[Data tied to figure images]
+--
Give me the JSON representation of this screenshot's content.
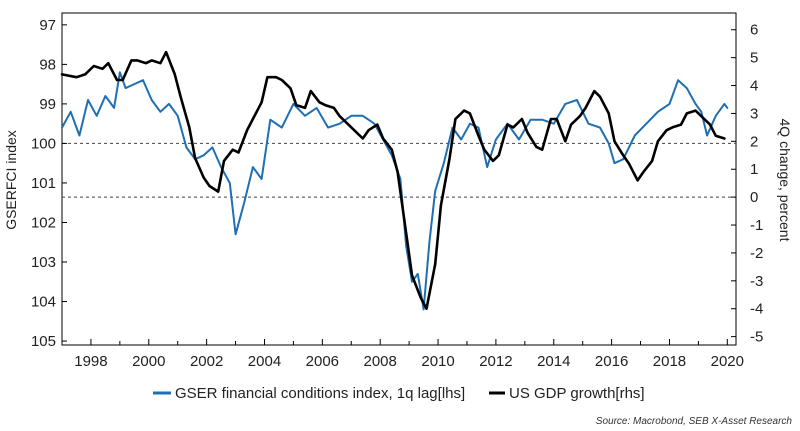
{
  "chart_data": {
    "type": "line",
    "title": "",
    "xlabel": "",
    "ylabel_left": "GSERFCI index",
    "ylabel_right": "4Q change, percent",
    "x_ticks": [
      "1998",
      "2000",
      "2002",
      "2004",
      "2006",
      "2008",
      "2010",
      "2012",
      "2014",
      "2016",
      "2018",
      "2020"
    ],
    "x_range": [
      1997.0,
      2020.3
    ],
    "left_axis": {
      "inverted": true,
      "range": [
        96.7,
        105.1
      ],
      "ticks": [
        "97",
        "98",
        "99",
        "100",
        "101",
        "102",
        "103",
        "104",
        "105"
      ]
    },
    "right_axis": {
      "range": [
        -5.3,
        6.6
      ],
      "ticks": [
        "6",
        "5",
        "4",
        "3",
        "2",
        "1",
        "0",
        "-1",
        "-2",
        "-3",
        "-4",
        "-5"
      ]
    },
    "reference_lines": [
      {
        "axis": "left",
        "value": 100.0
      },
      {
        "axis": "right",
        "value": 0.0
      }
    ],
    "series": [
      {
        "name": "GSER financial conditions index, 1q lag[lhs]",
        "axis": "left",
        "color": "#1f6fb2",
        "x": [
          1997.0,
          1997.3,
          1997.6,
          1997.9,
          1998.2,
          1998.5,
          1998.8,
          1999.0,
          1999.2,
          1999.5,
          1999.8,
          2000.1,
          2000.4,
          2000.7,
          2001.0,
          2001.3,
          2001.6,
          2001.9,
          2002.2,
          2002.5,
          2002.8,
          2003.0,
          2003.3,
          2003.6,
          2003.9,
          2004.2,
          2004.6,
          2005.0,
          2005.4,
          2005.8,
          2006.2,
          2006.6,
          2007.0,
          2007.4,
          2007.8,
          2008.1,
          2008.4,
          2008.7,
          2008.9,
          2009.1,
          2009.3,
          2009.5,
          2009.7,
          2009.9,
          2010.2,
          2010.5,
          2010.8,
          2011.1,
          2011.4,
          2011.7,
          2012.0,
          2012.4,
          2012.8,
          2013.2,
          2013.6,
          2014.0,
          2014.4,
          2014.8,
          2015.2,
          2015.6,
          2015.9,
          2016.1,
          2016.4,
          2016.8,
          2017.2,
          2017.6,
          2018.0,
          2018.3,
          2018.6,
          2018.9,
          2019.1,
          2019.3,
          2019.6,
          2019.9,
          2020.0
        ],
        "values": [
          99.6,
          99.2,
          99.8,
          98.9,
          99.3,
          98.8,
          99.1,
          98.2,
          98.6,
          98.5,
          98.4,
          98.9,
          99.2,
          99.0,
          99.3,
          100.1,
          100.4,
          100.3,
          100.1,
          100.6,
          101.0,
          102.3,
          101.5,
          100.6,
          100.9,
          99.4,
          99.6,
          99.0,
          99.3,
          99.1,
          99.6,
          99.5,
          99.3,
          99.3,
          99.5,
          99.9,
          100.3,
          100.9,
          102.6,
          103.5,
          103.3,
          104.2,
          102.5,
          101.2,
          100.5,
          99.6,
          99.9,
          99.5,
          99.6,
          100.6,
          99.9,
          99.5,
          99.9,
          99.4,
          99.4,
          99.5,
          99.0,
          98.9,
          99.5,
          99.6,
          100.0,
          100.5,
          100.4,
          99.8,
          99.5,
          99.2,
          99.0,
          98.4,
          98.6,
          99.0,
          99.2,
          99.8,
          99.3,
          99.0,
          99.1
        ]
      },
      {
        "name": "US GDP growth[rhs]",
        "axis": "right",
        "color": "#000000",
        "x": [
          1997.0,
          1997.5,
          1997.8,
          1998.1,
          1998.4,
          1998.6,
          1998.9,
          1999.1,
          1999.4,
          1999.6,
          1999.9,
          2000.1,
          2000.4,
          2000.6,
          2000.9,
          2001.1,
          2001.4,
          2001.6,
          2001.9,
          2002.1,
          2002.4,
          2002.6,
          2002.9,
          2003.1,
          2003.4,
          2003.6,
          2003.9,
          2004.1,
          2004.4,
          2004.6,
          2004.9,
          2005.1,
          2005.4,
          2005.6,
          2005.9,
          2006.1,
          2006.4,
          2006.6,
          2006.9,
          2007.1,
          2007.4,
          2007.6,
          2007.9,
          2008.1,
          2008.4,
          2008.6,
          2008.9,
          2009.1,
          2009.4,
          2009.6,
          2009.9,
          2010.1,
          2010.4,
          2010.6,
          2010.9,
          2011.1,
          2011.4,
          2011.6,
          2011.9,
          2012.1,
          2012.4,
          2012.6,
          2012.9,
          2013.1,
          2013.4,
          2013.6,
          2013.9,
          2014.1,
          2014.4,
          2014.6,
          2014.9,
          2015.1,
          2015.4,
          2015.6,
          2015.9,
          2016.1,
          2016.4,
          2016.6,
          2016.9,
          2017.1,
          2017.4,
          2017.6,
          2017.9,
          2018.1,
          2018.4,
          2018.6,
          2018.9,
          2019.1,
          2019.4,
          2019.6,
          2019.9
        ],
        "values": [
          4.4,
          4.3,
          4.4,
          4.7,
          4.6,
          4.8,
          4.2,
          4.2,
          4.9,
          4.9,
          4.8,
          4.9,
          4.8,
          5.2,
          4.4,
          3.6,
          2.5,
          1.4,
          0.7,
          0.4,
          0.2,
          1.3,
          1.7,
          1.6,
          2.4,
          2.8,
          3.4,
          4.3,
          4.3,
          4.2,
          3.9,
          3.3,
          3.2,
          3.8,
          3.4,
          3.3,
          3.2,
          2.9,
          2.6,
          2.4,
          2.1,
          2.4,
          2.6,
          2.1,
          1.7,
          0.9,
          -1.3,
          -2.8,
          -3.6,
          -4.0,
          -2.4,
          -0.3,
          1.4,
          2.8,
          3.1,
          3.0,
          2.2,
          1.7,
          1.3,
          1.5,
          2.6,
          2.5,
          2.8,
          2.3,
          1.8,
          1.7,
          2.8,
          2.8,
          2.0,
          2.6,
          2.9,
          3.2,
          3.8,
          3.6,
          3.0,
          2.0,
          1.5,
          1.2,
          0.6,
          0.9,
          1.3,
          2.0,
          2.4,
          2.5,
          2.6,
          3.0,
          3.1,
          2.9,
          2.6,
          2.2,
          2.1
        ]
      }
    ],
    "source": "Source: Macrobond, SEB X-Asset Research"
  }
}
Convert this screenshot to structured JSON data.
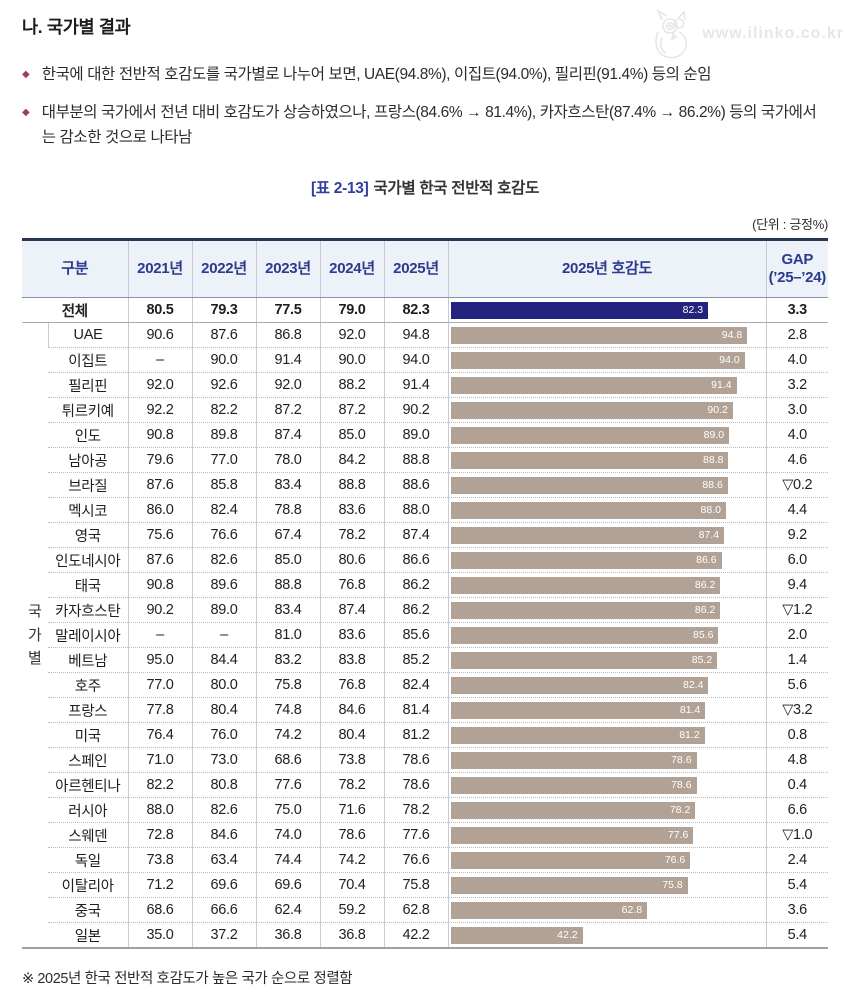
{
  "page": {
    "heading": "나. 국가별 결과",
    "bullets": [
      "한국에 대한 전반적 호감도를 국가별로 나누어 보면, UAE(94.8%), 이집트(94.0%), 필리핀(91.4%) 등의 순임",
      "대부분의 국가에서 전년 대비 호감도가 상승하였으나, 프랑스(84.6% → 81.4%), 카자흐스탄(87.4% → 86.2%) 등의 국가에서는 감소한 것으로 나타남"
    ],
    "watermark": "www.ilinko.co.kr",
    "table_title_tag": "[표 2-13]",
    "table_title": "국가별 한국 전반적 호감도",
    "unit_note": "(단위 : 긍정%)",
    "footnote": "※ 2025년 한국 전반적 호감도가 높은 국가 순으로 정렬함"
  },
  "table": {
    "headers": {
      "category": "구분",
      "years": [
        "2021년",
        "2022년",
        "2023년",
        "2024년",
        "2025년"
      ],
      "bar": "2025년 호감도",
      "gap_line1": "GAP",
      "gap_line2": "(’25–’24)"
    },
    "group_label": "국가별",
    "total": {
      "label": "전체",
      "values": [
        "80.5",
        "79.3",
        "77.5",
        "79.0",
        "82.3"
      ],
      "bar": 82.3,
      "gap": "3.3"
    },
    "rows": [
      {
        "label": "UAE",
        "values": [
          "90.6",
          "87.6",
          "86.8",
          "92.0",
          "94.8"
        ],
        "bar": 94.8,
        "gap": "2.8"
      },
      {
        "label": "이집트",
        "values": [
          "–",
          "90.0",
          "91.4",
          "90.0",
          "94.0"
        ],
        "bar": 94.0,
        "gap": "4.0"
      },
      {
        "label": "필리핀",
        "values": [
          "92.0",
          "92.6",
          "92.0",
          "88.2",
          "91.4"
        ],
        "bar": 91.4,
        "gap": "3.2"
      },
      {
        "label": "튀르키예",
        "values": [
          "92.2",
          "82.2",
          "87.2",
          "87.2",
          "90.2"
        ],
        "bar": 90.2,
        "gap": "3.0"
      },
      {
        "label": "인도",
        "values": [
          "90.8",
          "89.8",
          "87.4",
          "85.0",
          "89.0"
        ],
        "bar": 89.0,
        "gap": "4.0"
      },
      {
        "label": "남아공",
        "values": [
          "79.6",
          "77.0",
          "78.0",
          "84.2",
          "88.8"
        ],
        "bar": 88.8,
        "gap": "4.6"
      },
      {
        "label": "브라질",
        "values": [
          "87.6",
          "85.8",
          "83.4",
          "88.8",
          "88.6"
        ],
        "bar": 88.6,
        "gap": "▽0.2"
      },
      {
        "label": "멕시코",
        "values": [
          "86.0",
          "82.4",
          "78.8",
          "83.6",
          "88.0"
        ],
        "bar": 88.0,
        "gap": "4.4"
      },
      {
        "label": "영국",
        "values": [
          "75.6",
          "76.6",
          "67.4",
          "78.2",
          "87.4"
        ],
        "bar": 87.4,
        "gap": "9.2"
      },
      {
        "label": "인도네시아",
        "values": [
          "87.6",
          "82.6",
          "85.0",
          "80.6",
          "86.6"
        ],
        "bar": 86.6,
        "gap": "6.0"
      },
      {
        "label": "태국",
        "values": [
          "90.8",
          "89.6",
          "88.8",
          "76.8",
          "86.2"
        ],
        "bar": 86.2,
        "gap": "9.4"
      },
      {
        "label": "카자흐스탄",
        "values": [
          "90.2",
          "89.0",
          "83.4",
          "87.4",
          "86.2"
        ],
        "bar": 86.2,
        "gap": "▽1.2"
      },
      {
        "label": "말레이시아",
        "values": [
          "–",
          "–",
          "81.0",
          "83.6",
          "85.6"
        ],
        "bar": 85.6,
        "gap": "2.0"
      },
      {
        "label": "베트남",
        "values": [
          "95.0",
          "84.4",
          "83.2",
          "83.8",
          "85.2"
        ],
        "bar": 85.2,
        "gap": "1.4"
      },
      {
        "label": "호주",
        "values": [
          "77.0",
          "80.0",
          "75.8",
          "76.8",
          "82.4"
        ],
        "bar": 82.4,
        "gap": "5.6"
      },
      {
        "label": "프랑스",
        "values": [
          "77.8",
          "80.4",
          "74.8",
          "84.6",
          "81.4"
        ],
        "bar": 81.4,
        "gap": "▽3.2"
      },
      {
        "label": "미국",
        "values": [
          "76.4",
          "76.0",
          "74.2",
          "80.4",
          "81.2"
        ],
        "bar": 81.2,
        "gap": "0.8"
      },
      {
        "label": "스페인",
        "values": [
          "71.0",
          "73.0",
          "68.6",
          "73.8",
          "78.6"
        ],
        "bar": 78.6,
        "gap": "4.8"
      },
      {
        "label": "아르헨티나",
        "values": [
          "82.2",
          "80.8",
          "77.6",
          "78.2",
          "78.6"
        ],
        "bar": 78.6,
        "gap": "0.4"
      },
      {
        "label": "러시아",
        "values": [
          "88.0",
          "82.6",
          "75.0",
          "71.6",
          "78.2"
        ],
        "bar": 78.2,
        "gap": "6.6"
      },
      {
        "label": "스웨덴",
        "values": [
          "72.8",
          "84.6",
          "74.0",
          "78.6",
          "77.6"
        ],
        "bar": 77.6,
        "gap": "▽1.0"
      },
      {
        "label": "독일",
        "values": [
          "73.8",
          "63.4",
          "74.4",
          "74.2",
          "76.6"
        ],
        "bar": 76.6,
        "gap": "2.4"
      },
      {
        "label": "이탈리아",
        "values": [
          "71.2",
          "69.6",
          "69.6",
          "70.4",
          "75.8"
        ],
        "bar": 75.8,
        "gap": "5.4"
      },
      {
        "label": "중국",
        "values": [
          "68.6",
          "66.6",
          "62.4",
          "59.2",
          "62.8"
        ],
        "bar": 62.8,
        "gap": "3.6"
      },
      {
        "label": "일본",
        "values": [
          "35.0",
          "37.2",
          "36.8",
          "36.8",
          "42.2"
        ],
        "bar": 42.2,
        "gap": "5.4"
      }
    ]
  },
  "chart_data": {
    "type": "bar",
    "orientation": "horizontal",
    "title": "2025년 호감도",
    "xlabel": "긍정%",
    "ylabel": "국가",
    "xlim": [
      0,
      100
    ],
    "categories": [
      "전체",
      "UAE",
      "이집트",
      "필리핀",
      "튀르키예",
      "인도",
      "남아공",
      "브라질",
      "멕시코",
      "영국",
      "인도네시아",
      "태국",
      "카자흐스탄",
      "말레이시아",
      "베트남",
      "호주",
      "프랑스",
      "미국",
      "스페인",
      "아르헨티나",
      "러시아",
      "스웨덴",
      "독일",
      "이탈리아",
      "중국",
      "일본"
    ],
    "values": [
      82.3,
      94.8,
      94.0,
      91.4,
      90.2,
      89.0,
      88.8,
      88.6,
      88.0,
      87.4,
      86.6,
      86.2,
      86.2,
      85.6,
      85.2,
      82.4,
      81.4,
      81.2,
      78.6,
      78.6,
      78.2,
      77.6,
      76.6,
      75.8,
      62.8,
      42.2
    ],
    "bar_color_total": "#24227f",
    "bar_color_country": "#b1a295",
    "grid": false,
    "legend": false
  }
}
+--
▶ _Exercise aim_:
Search the records for the word "name". Copy every line that has it.

▶ _Worked answer_:
        "name": "GSER financial conditions index, 1q lag[lhs]",
        "name": "US GDP growth[rhs]",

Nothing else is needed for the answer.